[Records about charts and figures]

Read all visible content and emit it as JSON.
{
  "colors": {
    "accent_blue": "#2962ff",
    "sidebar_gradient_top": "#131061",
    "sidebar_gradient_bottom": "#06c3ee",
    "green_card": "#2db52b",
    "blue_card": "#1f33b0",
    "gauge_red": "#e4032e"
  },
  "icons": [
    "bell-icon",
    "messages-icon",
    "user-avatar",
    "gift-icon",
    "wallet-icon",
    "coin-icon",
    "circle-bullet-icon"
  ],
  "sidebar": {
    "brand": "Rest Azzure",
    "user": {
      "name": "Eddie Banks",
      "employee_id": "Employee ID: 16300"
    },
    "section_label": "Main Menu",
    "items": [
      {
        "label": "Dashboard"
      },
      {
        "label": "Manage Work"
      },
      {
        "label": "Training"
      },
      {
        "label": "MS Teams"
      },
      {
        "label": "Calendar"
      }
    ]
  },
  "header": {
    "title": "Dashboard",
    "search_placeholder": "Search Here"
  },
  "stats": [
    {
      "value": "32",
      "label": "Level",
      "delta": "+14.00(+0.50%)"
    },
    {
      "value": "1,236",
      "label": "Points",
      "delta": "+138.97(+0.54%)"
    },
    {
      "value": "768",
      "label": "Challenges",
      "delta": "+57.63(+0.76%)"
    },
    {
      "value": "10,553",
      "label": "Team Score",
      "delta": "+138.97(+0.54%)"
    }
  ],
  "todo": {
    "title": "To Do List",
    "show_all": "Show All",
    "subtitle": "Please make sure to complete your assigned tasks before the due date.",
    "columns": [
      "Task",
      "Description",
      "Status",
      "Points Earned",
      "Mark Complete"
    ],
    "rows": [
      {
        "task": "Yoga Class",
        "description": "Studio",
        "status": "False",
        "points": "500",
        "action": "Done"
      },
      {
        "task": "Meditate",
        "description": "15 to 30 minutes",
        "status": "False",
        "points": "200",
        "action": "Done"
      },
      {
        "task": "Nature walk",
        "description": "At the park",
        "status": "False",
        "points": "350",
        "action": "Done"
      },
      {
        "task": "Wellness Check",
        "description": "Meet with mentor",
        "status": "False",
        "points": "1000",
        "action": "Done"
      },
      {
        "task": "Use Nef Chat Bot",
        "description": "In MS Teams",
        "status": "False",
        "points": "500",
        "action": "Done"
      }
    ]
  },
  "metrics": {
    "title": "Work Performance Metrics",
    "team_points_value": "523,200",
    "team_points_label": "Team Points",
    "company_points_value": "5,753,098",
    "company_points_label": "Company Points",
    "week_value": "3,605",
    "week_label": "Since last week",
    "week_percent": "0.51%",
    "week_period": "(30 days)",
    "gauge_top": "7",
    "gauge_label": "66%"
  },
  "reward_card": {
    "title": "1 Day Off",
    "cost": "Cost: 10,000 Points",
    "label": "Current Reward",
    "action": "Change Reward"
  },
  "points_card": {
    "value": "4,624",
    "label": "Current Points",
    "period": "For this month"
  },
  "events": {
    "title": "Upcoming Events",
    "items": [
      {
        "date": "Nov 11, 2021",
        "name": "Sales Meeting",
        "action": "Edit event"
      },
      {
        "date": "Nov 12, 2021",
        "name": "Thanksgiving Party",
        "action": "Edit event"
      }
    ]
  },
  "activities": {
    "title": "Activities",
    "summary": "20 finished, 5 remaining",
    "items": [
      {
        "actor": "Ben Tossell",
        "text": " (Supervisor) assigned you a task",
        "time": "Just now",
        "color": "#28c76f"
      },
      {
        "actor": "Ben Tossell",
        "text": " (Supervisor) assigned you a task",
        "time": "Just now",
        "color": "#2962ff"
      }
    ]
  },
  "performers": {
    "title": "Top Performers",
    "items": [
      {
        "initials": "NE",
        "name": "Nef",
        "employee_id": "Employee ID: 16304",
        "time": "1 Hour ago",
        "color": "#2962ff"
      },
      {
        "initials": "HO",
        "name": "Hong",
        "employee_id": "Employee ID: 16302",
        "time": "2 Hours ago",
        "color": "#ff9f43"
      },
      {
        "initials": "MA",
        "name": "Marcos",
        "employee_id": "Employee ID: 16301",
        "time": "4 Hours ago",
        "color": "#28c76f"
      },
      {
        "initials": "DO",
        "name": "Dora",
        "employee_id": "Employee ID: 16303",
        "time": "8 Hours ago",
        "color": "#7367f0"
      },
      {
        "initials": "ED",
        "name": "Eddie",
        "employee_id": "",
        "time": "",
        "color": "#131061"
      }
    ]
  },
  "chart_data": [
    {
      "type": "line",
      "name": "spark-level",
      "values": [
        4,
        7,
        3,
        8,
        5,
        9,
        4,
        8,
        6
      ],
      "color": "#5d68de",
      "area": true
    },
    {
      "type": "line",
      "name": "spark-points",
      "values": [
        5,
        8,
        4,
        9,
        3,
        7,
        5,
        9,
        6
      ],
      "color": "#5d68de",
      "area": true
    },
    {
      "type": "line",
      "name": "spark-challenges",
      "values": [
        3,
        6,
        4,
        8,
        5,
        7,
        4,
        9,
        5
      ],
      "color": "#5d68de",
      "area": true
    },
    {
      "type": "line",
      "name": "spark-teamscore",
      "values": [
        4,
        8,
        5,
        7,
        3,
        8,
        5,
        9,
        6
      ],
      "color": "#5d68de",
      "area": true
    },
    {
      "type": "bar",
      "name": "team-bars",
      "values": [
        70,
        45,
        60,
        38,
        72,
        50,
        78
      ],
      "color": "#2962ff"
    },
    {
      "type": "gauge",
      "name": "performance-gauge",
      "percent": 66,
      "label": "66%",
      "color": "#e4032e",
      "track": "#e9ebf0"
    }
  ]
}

» **Brief**
Each record must be returned exactly as it is written.

» **Reply to the exercise**
Read all visible content and emit it as JSON.
{
  "colors": {
    "accent_blue": "#2962ff",
    "sidebar_gradient_top": "#131061",
    "sidebar_gradient_bottom": "#06c3ee",
    "green_card": "#2db52b",
    "blue_card": "#1f33b0",
    "gauge_red": "#e4032e"
  },
  "icons": [
    "bell-icon",
    "messages-icon",
    "user-avatar",
    "gift-icon",
    "wallet-icon",
    "coin-icon",
    "circle-bullet-icon"
  ],
  "sidebar": {
    "brand": "Rest Azzure",
    "user": {
      "name": "Eddie Banks",
      "employee_id": "Employee ID: 16300"
    },
    "section_label": "Main Menu",
    "items": [
      {
        "label": "Dashboard"
      },
      {
        "label": "Manage Work"
      },
      {
        "label": "Training"
      },
      {
        "label": "MS Teams"
      },
      {
        "label": "Calendar"
      }
    ]
  },
  "header": {
    "title": "Dashboard",
    "search_placeholder": "Search Here"
  },
  "stats": [
    {
      "value": "32",
      "label": "Level",
      "delta": "+14.00(+0.50%)"
    },
    {
      "value": "1,236",
      "label": "Points",
      "delta": "+138.97(+0.54%)"
    },
    {
      "value": "768",
      "label": "Challenges",
      "delta": "+57.63(+0.76%)"
    },
    {
      "value": "10,553",
      "label": "Team Score",
      "delta": "+138.97(+0.54%)"
    }
  ],
  "todo": {
    "title": "To Do List",
    "show_all": "Show All",
    "subtitle": "Please make sure to complete your assigned tasks before the due date.",
    "columns": [
      "Task",
      "Description",
      "Status",
      "Points Earned",
      "Mark Complete"
    ],
    "rows": [
      {
        "task": "Yoga Class",
        "description": "Studio",
        "status": "False",
        "points": "500",
        "action": "Done"
      },
      {
        "task": "Meditate",
        "description": "15 to 30 minutes",
        "status": "False",
        "points": "200",
        "action": "Done"
      },
      {
        "task": "Nature walk",
        "description": "At the park",
        "status": "False",
        "points": "350",
        "action": "Done"
      },
      {
        "task": "Wellness Check",
        "description": "Meet with mentor",
        "status": "False",
        "points": "1000",
        "action": "Done"
      },
      {
        "task": "Use Nef Chat Bot",
        "description": "In MS Teams",
        "status": "False",
        "points": "500",
        "action": "Done"
      }
    ]
  },
  "metrics": {
    "title": "Work Performance Metrics",
    "team_points_value": "523,200",
    "team_points_label": "Team Points",
    "company_points_value": "5,753,098",
    "company_points_label": "Company Points",
    "week_value": "3,605",
    "week_label": "Since last week",
    "week_percent": "0.51%",
    "week_period": "(30 days)",
    "gauge_top": "7",
    "gauge_label": "66%"
  },
  "reward_card": {
    "title": "1 Day Off",
    "cost": "Cost: 10,000 Points",
    "label": "Current Reward",
    "action": "Change Reward"
  },
  "points_card": {
    "value": "4,624",
    "label": "Current Points",
    "period": "For this month"
  },
  "events": {
    "title": "Upcoming Events",
    "items": [
      {
        "date": "Nov 11, 2021",
        "name": "Sales Meeting",
        "action": "Edit event"
      },
      {
        "date": "Nov 12, 2021",
        "name": "Thanksgiving Party",
        "action": "Edit event"
      }
    ]
  },
  "activities": {
    "title": "Activities",
    "summary": "20 finished, 5 remaining",
    "items": [
      {
        "actor": "Ben Tossell",
        "text": " (Supervisor) assigned you a task",
        "time": "Just now",
        "color": "#28c76f"
      },
      {
        "actor": "Ben Tossell",
        "text": " (Supervisor) assigned you a task",
        "time": "Just now",
        "color": "#2962ff"
      }
    ]
  },
  "performers": {
    "title": "Top Performers",
    "items": [
      {
        "initials": "NE",
        "name": "Nef",
        "employee_id": "Employee ID: 16304",
        "time": "1 Hour ago",
        "color": "#2962ff"
      },
      {
        "initials": "HO",
        "name": "Hong",
        "employee_id": "Employee ID: 16302",
        "time": "2 Hours ago",
        "color": "#ff9f43"
      },
      {
        "initials": "MA",
        "name": "Marcos",
        "employee_id": "Employee ID: 16301",
        "time": "4 Hours ago",
        "color": "#28c76f"
      },
      {
        "initials": "DO",
        "name": "Dora",
        "employee_id": "Employee ID: 16303",
        "time": "8 Hours ago",
        "color": "#7367f0"
      },
      {
        "initials": "ED",
        "name": "Eddie",
        "employee_id": "",
        "time": "",
        "color": "#131061"
      }
    ]
  },
  "chart_data": [
    {
      "type": "line",
      "name": "spark-level",
      "values": [
        4,
        7,
        3,
        8,
        5,
        9,
        4,
        8,
        6
      ],
      "color": "#5d68de",
      "area": true
    },
    {
      "type": "line",
      "name": "spark-points",
      "values": [
        5,
        8,
        4,
        9,
        3,
        7,
        5,
        9,
        6
      ],
      "color": "#5d68de",
      "area": true
    },
    {
      "type": "line",
      "name": "spark-challenges",
      "values": [
        3,
        6,
        4,
        8,
        5,
        7,
        4,
        9,
        5
      ],
      "color": "#5d68de",
      "area": true
    },
    {
      "type": "line",
      "name": "spark-teamscore",
      "values": [
        4,
        8,
        5,
        7,
        3,
        8,
        5,
        9,
        6
      ],
      "color": "#5d68de",
      "area": true
    },
    {
      "type": "bar",
      "name": "team-bars",
      "values": [
        70,
        45,
        60,
        38,
        72,
        50,
        78
      ],
      "color": "#2962ff"
    },
    {
      "type": "gauge",
      "name": "performance-gauge",
      "percent": 66,
      "label": "66%",
      "color": "#e4032e",
      "track": "#e9ebf0"
    }
  ]
}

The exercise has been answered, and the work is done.